WHAT THE TASK REQUIRES
Locate every line below that contains the word "Aravinda" and copy it.
INFORMATION SHOWN: Begin
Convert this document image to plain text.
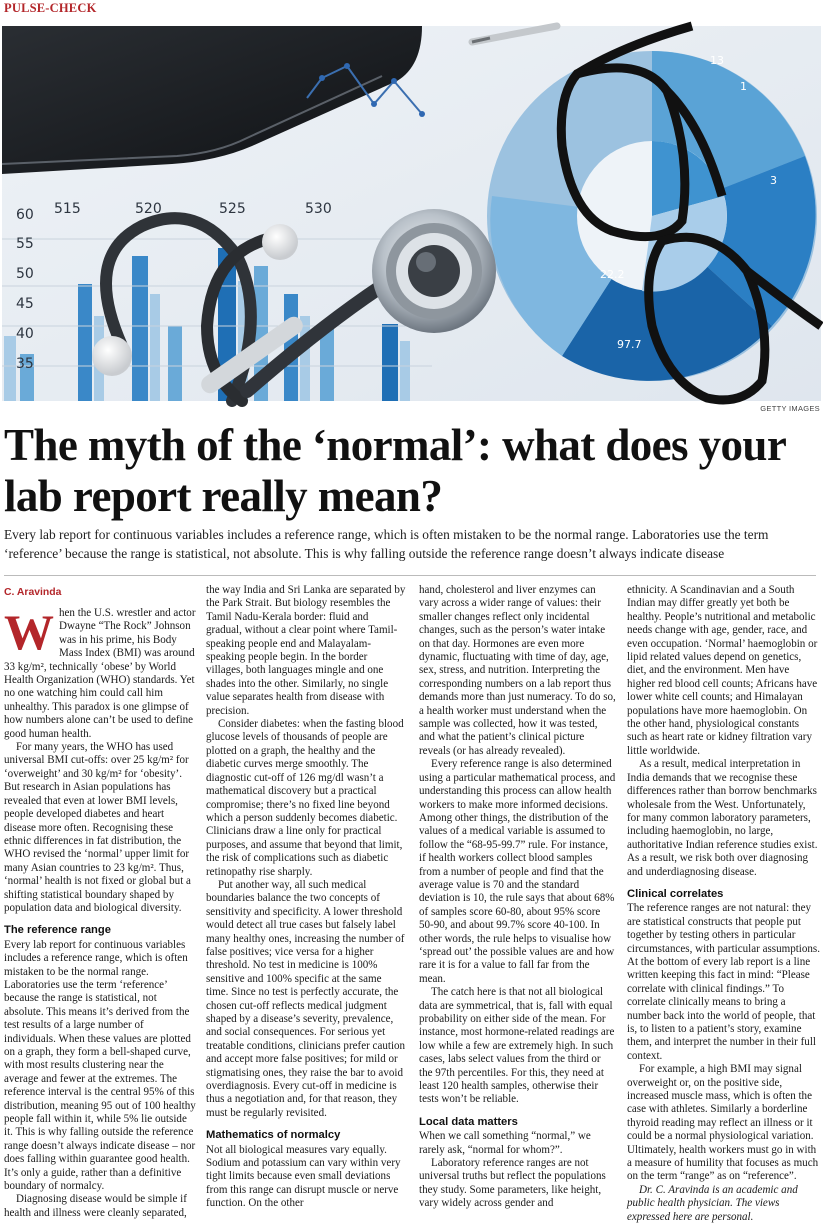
PULSE-CHECK
60 515	520	525	530
55
50
45
40
35
13
1
3
22.2
97.7
GETTY IMAGES
The myth of the ‘normal’: what does your lab report really mean?

Every lab report for continuous variables includes a reference range, which is often mistaken to be the normal range. Laboratories use the term ‘reference’ because the range is statistical, not absolute. This is why falling outside the reference range doesn’t always indicate disease

C. Aravinda

When the U.S. wrestler and actor Dwayne “The Rock” Johnson was in his prime, his Body Mass Index (BMI) was around 33 kg/m², technically ‘obese’ by World Health Organization (WHO) standards. Yet no one watching him could call him unhealthy. This paradox is one glimpse of how numbers alone can’t be used to define good human health.

For many years, the WHO has used universal BMI cut-offs: over 25 kg/m² for ‘overweight’ and 30 kg/m² for ‘obesity’. But research in Asian populations has revealed that even at lower BMI levels, people developed diabetes and heart disease more often. Recognising these ethnic differences in fat distribution, the WHO revised the ‘normal’ upper limit for many Asian countries to 23 kg/m². Thus, ‘normal’ health is not fixed or global but a shifting statistical boundary shaped by population data and biological diversity.

The reference range

Every lab report for continuous variables includes a reference range, which is often mistaken to be the normal range. Laboratories use the term ‘reference’ because the range is statistical, not absolute. This means it’s derived from the test results of a large number of individuals. When these values are plotted on a graph, they form a bell-shaped curve, with most results clustering near the average and fewer at the extremes. The reference interval is the central 95% of this distribution, meaning 95 out of 100 healthy people fall within it, while 5% lie outside it. This is why falling outside the reference range doesn’t always indicate disease – nor does falling within guarantee good health. It’s only a guide, rather than a definitive boundary of normalcy.

Diagnosing disease would be simple if health and illness were cleanly separated,

the way India and Sri Lanka are separated by the Park Strait. But biology resembles the Tamil Nadu-Kerala border: fluid and gradual, without a clear point where Tamil-speaking people end and Malayalam-speaking people begin. In the border villages, both languages mingle and one shades into the other. Similarly, no single value separates health from disease with precision.

Consider diabetes: when the fasting blood glucose levels of thousands of people are plotted on a graph, the healthy and the diabetic curves merge smoothly. The diagnostic cut-off of 126 mg/dl wasn’t a mathematical discovery but a practical compromise; there’s no fixed line beyond which a person suddenly becomes diabetic. Clinicians draw a line only for practical purposes, and assume that beyond that limit, the risk of complications such as diabetic retinopathy rise sharply.

Put another way, all such medical boundaries balance the two concepts of sensitivity and specificity. A lower threshold would detect all true cases but falsely label many healthy ones, increasing the number of false positives; vice versa for a higher threshold. No test in medicine is 100% sensitive and 100% specific at the same time. Since no test is perfectly accurate, the chosen cut-off reflects medical judgment shaped by a disease’s severity, prevalence, and social consequences. For serious yet treatable conditions, clinicians prefer caution and accept more false positives; for mild or stigmatising ones, they raise the bar to avoid overdiagnosis. Every cut-off in medicine is thus a negotiation and, for that reason, they must be regularly revisited.

Mathematics of normalcy

Not all biological measures vary equally. Sodium and potassium can vary within very tight limits because even small deviations from this range can disrupt muscle or nerve function. On the other

hand, cholesterol and liver enzymes can vary across a wider range of values: their smaller changes reflect only incidental changes, such as the person’s water intake on that day. Hormones are even more dynamic, fluctuating with time of day, age, sex, stress, and nutrition. Interpreting the corresponding numbers on a lab report thus demands more than just numeracy. To do so, a health worker must understand when the sample was collected, how it was tested, and what the patient’s clinical picture reveals (or has already revealed).

Every reference range is also determined using a particular mathematical process, and understanding this process can allow health workers to make more informed decisions. Among other things, the distribution of the values of a medical variable is assumed to follow the “68-95-99.7” rule. For instance, if health workers collect blood samples from a number of people and find that the average value is 70 and the standard deviation is 10, the rule says that about 68% of samples score 60-80, about 95% score 50-90, and about 99.7% score 40-100. In other words, the rule helps to visualise how ‘spread out’ the possible values are and how rare it is for a value to fall far from the mean.

The catch here is that not all biological data are symmetrical, that is, fall with equal probability on either side of the mean. For instance, most hormone-related readings are low while a few are extremely high. In such cases, labs select values from the third or the 97th percentiles. For this, they need at least 120 health samples, otherwise their tests won’t be reliable.

Local data matters

When we call something “normal,” we rarely ask, “normal for whom?”.

Laboratory reference ranges are not universal truths but reflect the populations they study. Some parameters, like height, vary widely across gender and

ethnicity. A Scandinavian and a South Indian may differ greatly yet both be healthy. People’s nutritional and metabolic needs change with age, gender, race, and even occupation. ‘Normal’ haemoglobin or lipid related values depend on genetics, diet, and the environment. Men have higher red blood cell counts; Africans have lower white cell counts; and Himalayan populations have more haemoglobin. On the other hand, physiological constants such as heart rate or kidney filtration vary little worldwide.

As a result, medical interpretation in India demands that we recognise these differences rather than borrow benchmarks wholesale from the West. Unfortunately, for many common laboratory parameters, including haemoglobin, no large, authoritative Indian reference studies exist. As a result, we risk both over diagnosing and underdiagnosing disease.

Clinical correlates

The reference ranges are not natural: they are statistical constructs that people put together by testing others in particular circumstances, with particular assumptions. At the bottom of every lab report is a line written keeping this fact in mind: “Please correlate with clinical findings.” To correlate clinically means to bring a number back into the world of people, that is, to listen to a patient’s story, examine them, and interpret the number in their full context.

For example, a high BMI may signal overweight or, on the positive side, increased muscle mass, which is often the case with athletes. Similarly a borderline thyroid reading may reflect an illness or it could be a normal physiological variation. Ultimately, health workers must go in with a measure of humility that focuses as much on the term “range” as on “reference”.

Dr. C. Aravinda is an academic and public health physician. The views expressed here are personal.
INFORMATION SHOWN: End
TASK RESULT
C. Aravinda
Dr. C. Aravinda is an academic and public health physician. The views expressed here are personal.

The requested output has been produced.